** STATED PROBLEM **
Your reply should be a single number: how many lines contain the string "SEBC".

┌─ EXTRACTED MATERIAL

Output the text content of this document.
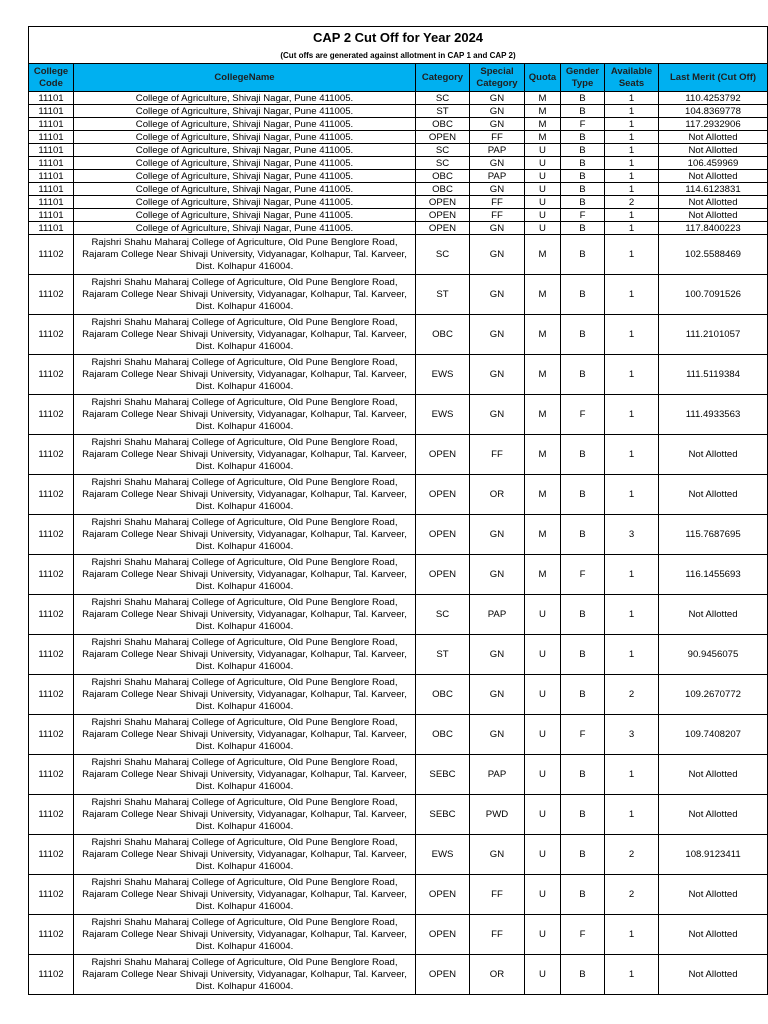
CAP 2 Cut Off for Year 2024							
(Cut offs are generated against allotment in CAP 1 and CAP 2)							
College Code	CollegeName	Category	Special Category	Quota	Gender Type	Available Seats	Last Merit (Cut Off)
11101	College of Agriculture, Shivaji Nagar, Pune 411005.	SC	GN	M	B	1	110.4253792
11101	College of Agriculture, Shivaji Nagar, Pune 411005.	ST	GN	M	B	1	104.8369778
11101	College of Agriculture, Shivaji Nagar, Pune 411005.	OBC	GN	M	F	1	117.2932906
11101	College of Agriculture, Shivaji Nagar, Pune 411005.	OPEN	FF	M	B	1	Not Allotted
11101	College of Agriculture, Shivaji Nagar, Pune 411005.	SC	PAP	U	B	1	Not Allotted
11101	College of Agriculture, Shivaji Nagar, Pune 411005.	SC	GN	U	B	1	106.459969
11101	College of Agriculture, Shivaji Nagar, Pune 411005.	OBC	PAP	U	B	1	Not Allotted
11101	College of Agriculture, Shivaji Nagar, Pune 411005.	OBC	GN	U	B	1	114.6123831
11101	College of Agriculture, Shivaji Nagar, Pune 411005.	OPEN	FF	U	B	2	Not Allotted
11101	College of Agriculture, Shivaji Nagar, Pune 411005.	OPEN	FF	U	F	1	Not Allotted
11101	College of Agriculture, Shivaji Nagar, Pune 411005.	OPEN	GN	U	B	1	117.8400223
11102	Rajshri Shahu Maharaj College of Agriculture, Old Pune Benglore Road, Rajaram College Near Shivaji University, Vidyanagar, Kolhapur, Tal. Karveer, Dist. Kolhapur 416004.	SC	GN	M	B	1	102.5588469
11102	Rajshri Shahu Maharaj College of Agriculture, Old Pune Benglore Road, Rajaram College Near Shivaji University, Vidyanagar, Kolhapur, Tal. Karveer, Dist. Kolhapur 416004.	ST	GN	M	B	1	100.7091526
11102	Rajshri Shahu Maharaj College of Agriculture, Old Pune Benglore Road, Rajaram College Near Shivaji University, Vidyanagar, Kolhapur, Tal. Karveer, Dist. Kolhapur 416004.	OBC	GN	M	B	1	111.2101057
11102	Rajshri Shahu Maharaj College of Agriculture, Old Pune Benglore Road, Rajaram College Near Shivaji University, Vidyanagar, Kolhapur, Tal. Karveer, Dist. Kolhapur 416004.	EWS	GN	M	B	1	111.5119384
11102	Rajshri Shahu Maharaj College of Agriculture, Old Pune Benglore Road, Rajaram College Near Shivaji University, Vidyanagar, Kolhapur, Tal. Karveer, Dist. Kolhapur 416004.	EWS	GN	M	F	1	111.4933563
11102	Rajshri Shahu Maharaj College of Agriculture, Old Pune Benglore Road, Rajaram College Near Shivaji University, Vidyanagar, Kolhapur, Tal. Karveer, Dist. Kolhapur 416004.	OPEN	FF	M	B	1	Not Allotted
11102	Rajshri Shahu Maharaj College of Agriculture, Old Pune Benglore Road, Rajaram College Near Shivaji University, Vidyanagar, Kolhapur, Tal. Karveer, Dist. Kolhapur 416004.	OPEN	OR	M	B	1	Not Allotted
11102	Rajshri Shahu Maharaj College of Agriculture, Old Pune Benglore Road, Rajaram College Near Shivaji University, Vidyanagar, Kolhapur, Tal. Karveer, Dist. Kolhapur 416004.	OPEN	GN	M	B	3	115.7687695
11102	Rajshri Shahu Maharaj College of Agriculture, Old Pune Benglore Road, Rajaram College Near Shivaji University, Vidyanagar, Kolhapur, Tal. Karveer, Dist. Kolhapur 416004.	OPEN	GN	M	F	1	116.1455693
11102	Rajshri Shahu Maharaj College of Agriculture, Old Pune Benglore Road, Rajaram College Near Shivaji University, Vidyanagar, Kolhapur, Tal. Karveer, Dist. Kolhapur 416004.	SC	PAP	U	B	1	Not Allotted
11102	Rajshri Shahu Maharaj College of Agriculture, Old Pune Benglore Road, Rajaram College Near Shivaji University, Vidyanagar, Kolhapur, Tal. Karveer, Dist. Kolhapur 416004.	ST	GN	U	B	1	90.9456075
11102	Rajshri Shahu Maharaj College of Agriculture, Old Pune Benglore Road, Rajaram College Near Shivaji University, Vidyanagar, Kolhapur, Tal. Karveer, Dist. Kolhapur 416004.	OBC	GN	U	B	2	109.2670772
11102	Rajshri Shahu Maharaj College of Agriculture, Old Pune Benglore Road, Rajaram College Near Shivaji University, Vidyanagar, Kolhapur, Tal. Karveer, Dist. Kolhapur 416004.	OBC	GN	U	F	3	109.7408207
11102	Rajshri Shahu Maharaj College of Agriculture, Old Pune Benglore Road, Rajaram College Near Shivaji University, Vidyanagar, Kolhapur, Tal. Karveer, Dist. Kolhapur 416004.	SEBC	PAP	U	B	1	Not Allotted
11102	Rajshri Shahu Maharaj College of Agriculture, Old Pune Benglore Road, Rajaram College Near Shivaji University, Vidyanagar, Kolhapur, Tal. Karveer, Dist. Kolhapur 416004.	SEBC	PWD	U	B	1	Not Allotted
11102	Rajshri Shahu Maharaj College of Agriculture, Old Pune Benglore Road, Rajaram College Near Shivaji University, Vidyanagar, Kolhapur, Tal. Karveer, Dist. Kolhapur 416004.	EWS	GN	U	B	2	108.9123411
11102	Rajshri Shahu Maharaj College of Agriculture, Old Pune Benglore Road, Rajaram College Near Shivaji University, Vidyanagar, Kolhapur, Tal. Karveer, Dist. Kolhapur 416004.	OPEN	FF	U	B	2	Not Allotted
11102	Rajshri Shahu Maharaj College of Agriculture, Old Pune Benglore Road, Rajaram College Near Shivaji University, Vidyanagar, Kolhapur, Tal. Karveer, Dist. Kolhapur 416004.	OPEN	FF	U	F	1	Not Allotted
11102	Rajshri Shahu Maharaj College of Agriculture, Old Pune Benglore Road, Rajaram College Near Shivaji University, Vidyanagar, Kolhapur, Tal. Karveer, Dist. Kolhapur 416004.	OPEN	OR	U	B	1	Not Allotted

└─

** SOLUTION FOR THIS PROBLEM **
2